Exercise brief:
From the listing below, pull out the lines that hold "ylabel".

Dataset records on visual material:
"""
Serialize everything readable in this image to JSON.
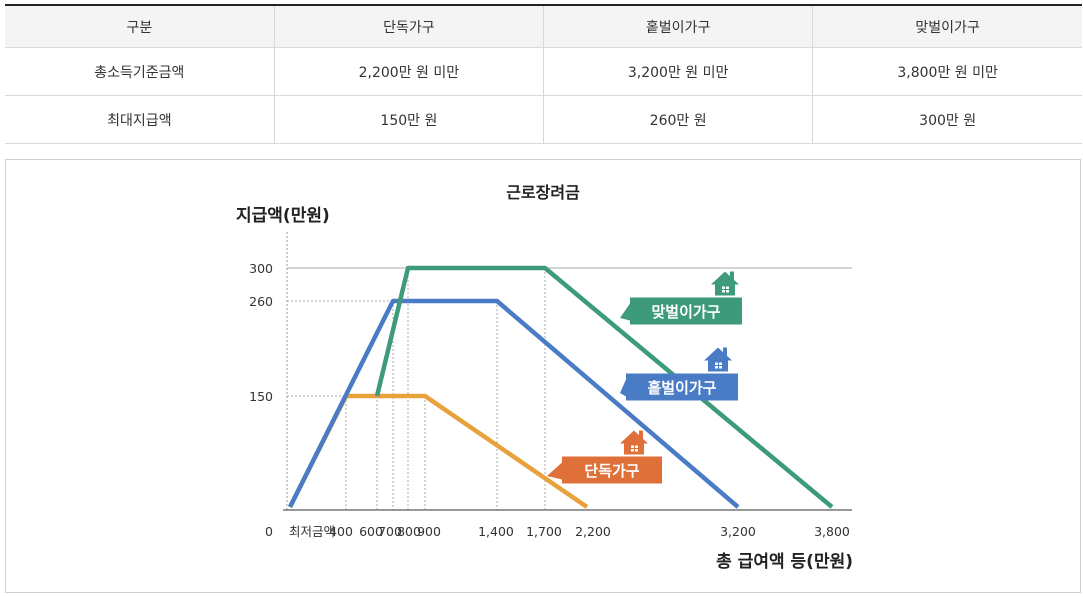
{
  "table": {
    "headers": [
      "구분",
      "단독가구",
      "홑벌이가구",
      "맞벌이가구"
    ],
    "rows": [
      [
        "총소득기준금액",
        "2,200만 원 미만",
        "3,200만 원 미만",
        "3,800만 원 미만"
      ],
      [
        "최대지급액",
        "150만 원",
        "260만 원",
        "300만 원"
      ]
    ]
  },
  "chart_data": {
    "type": "line",
    "title": "근로장려금",
    "ylabel": "지급액(만원)",
    "xlabel": "총 급여액 등(만원)",
    "x_tick_labels": [
      "0",
      "최저금액",
      "400",
      "600",
      "700",
      "800",
      "900",
      "1,400",
      "1,700",
      "2,200",
      "3,200",
      "3,800"
    ],
    "y_tick_labels": [
      "150",
      "260",
      "300"
    ],
    "series": [
      {
        "name": "단독가구",
        "color": "#e8a23b",
        "label_color": "#e0703a",
        "points": [
          [
            0,
            0
          ],
          [
            400,
            150
          ],
          [
            900,
            150
          ],
          [
            2200,
            0
          ]
        ]
      },
      {
        "name": "홑벌이가구",
        "color": "#4a7cc6",
        "label_color": "#4a7cc6",
        "points": [
          [
            0,
            0
          ],
          [
            700,
            260
          ],
          [
            1400,
            260
          ],
          [
            3200,
            0
          ]
        ]
      },
      {
        "name": "맞벌이가구",
        "color": "#3d9a7a",
        "label_color": "#3d9a7a",
        "points": [
          [
            600,
            150
          ],
          [
            800,
            300
          ],
          [
            1700,
            300
          ],
          [
            3800,
            0
          ]
        ]
      }
    ]
  }
}
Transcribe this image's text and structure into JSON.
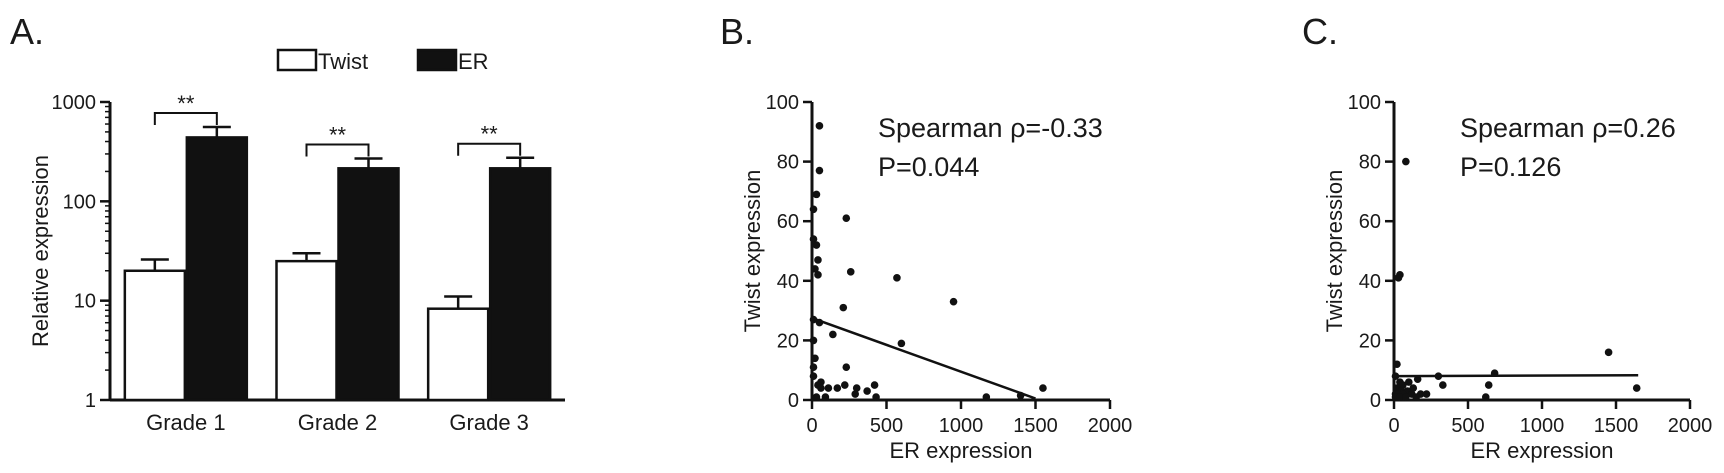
{
  "panels": [
    {
      "label": "A."
    },
    {
      "label": "B."
    },
    {
      "label": "C."
    }
  ],
  "chart_data": [
    {
      "type": "bar",
      "ylabel": "Relative expression",
      "xlabel": "",
      "yscale": "log",
      "ylim": [
        1,
        1000
      ],
      "yticks": [
        1,
        10,
        100,
        1000
      ],
      "categories": [
        "Grade 1",
        "Grade 2",
        "Grade 3"
      ],
      "series": [
        {
          "name": "Twist",
          "color": "#ffffff",
          "values": [
            20,
            25,
            8.3
          ],
          "error": [
            26,
            30,
            11
          ]
        },
        {
          "name": "ER",
          "color": "#111111",
          "values": [
            440,
            215,
            215
          ],
          "error": [
            560,
            270,
            275
          ]
        }
      ],
      "annotations": [
        "**",
        "**",
        "**"
      ],
      "legend": "top"
    },
    {
      "type": "scatter",
      "xlabel": "ER expression",
      "ylabel": "Twist expression",
      "xlim": [
        0,
        2000
      ],
      "ylim": [
        0,
        100
      ],
      "xticks": [
        0,
        500,
        1000,
        1500,
        2000
      ],
      "yticks": [
        0,
        20,
        40,
        60,
        80,
        100
      ],
      "stat_lines": [
        "Spearman ρ=-0.33",
        "P=0.044"
      ],
      "fit_line": [
        [
          0,
          27.5
        ],
        [
          1500,
          0.5
        ]
      ],
      "points": [
        [
          50,
          92
        ],
        [
          50,
          77
        ],
        [
          30,
          69
        ],
        [
          10,
          64
        ],
        [
          10,
          54
        ],
        [
          30,
          52
        ],
        [
          40,
          47
        ],
        [
          20,
          44
        ],
        [
          40,
          42
        ],
        [
          230,
          61
        ],
        [
          260,
          43
        ],
        [
          570,
          41
        ],
        [
          950,
          33
        ],
        [
          210,
          31
        ],
        [
          10,
          27
        ],
        [
          50,
          26
        ],
        [
          600,
          19
        ],
        [
          10,
          20
        ],
        [
          140,
          22
        ],
        [
          20,
          14
        ],
        [
          10,
          11
        ],
        [
          230,
          11
        ],
        [
          10,
          8
        ],
        [
          60,
          6
        ],
        [
          40,
          5
        ],
        [
          60,
          4
        ],
        [
          110,
          4
        ],
        [
          170,
          4
        ],
        [
          220,
          5
        ],
        [
          290,
          2
        ],
        [
          300,
          4
        ],
        [
          420,
          5
        ],
        [
          370,
          3
        ],
        [
          430,
          1
        ],
        [
          90,
          1
        ],
        [
          30,
          1
        ],
        [
          1550,
          4
        ],
        [
          1400,
          1.5
        ],
        [
          1170,
          1
        ]
      ]
    },
    {
      "type": "scatter",
      "xlabel": "ER expression",
      "ylabel": "Twist expression",
      "xlim": [
        0,
        2000
      ],
      "ylim": [
        0,
        100
      ],
      "xticks": [
        0,
        500,
        1000,
        1500,
        2000
      ],
      "yticks": [
        0,
        20,
        40,
        60,
        80,
        100
      ],
      "stat_lines": [
        "Spearman ρ=0.26",
        "P=0.126"
      ],
      "fit_line": [
        [
          0,
          8
        ],
        [
          1650,
          8.3
        ]
      ],
      "points": [
        [
          80,
          80
        ],
        [
          40,
          42
        ],
        [
          30,
          41
        ],
        [
          20,
          12
        ],
        [
          10,
          8
        ],
        [
          40,
          6
        ],
        [
          60,
          5
        ],
        [
          100,
          6
        ],
        [
          130,
          4
        ],
        [
          160,
          7
        ],
        [
          20,
          4
        ],
        [
          50,
          3
        ],
        [
          90,
          3
        ],
        [
          10,
          2
        ],
        [
          30,
          2
        ],
        [
          60,
          2
        ],
        [
          120,
          2
        ],
        [
          180,
          2
        ],
        [
          220,
          2
        ],
        [
          10,
          1
        ],
        [
          40,
          1
        ],
        [
          80,
          1
        ],
        [
          150,
          1
        ],
        [
          330,
          5
        ],
        [
          300,
          8
        ],
        [
          680,
          9
        ],
        [
          640,
          5
        ],
        [
          1450,
          16
        ],
        [
          1640,
          4
        ],
        [
          620,
          1
        ]
      ]
    }
  ]
}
"""
The output:
    "ylabel": "지급액(만원)",
      "ylabel": "Relative expression",
      "ylabel": "Twist expression",
      "ylabel": "Twist expression",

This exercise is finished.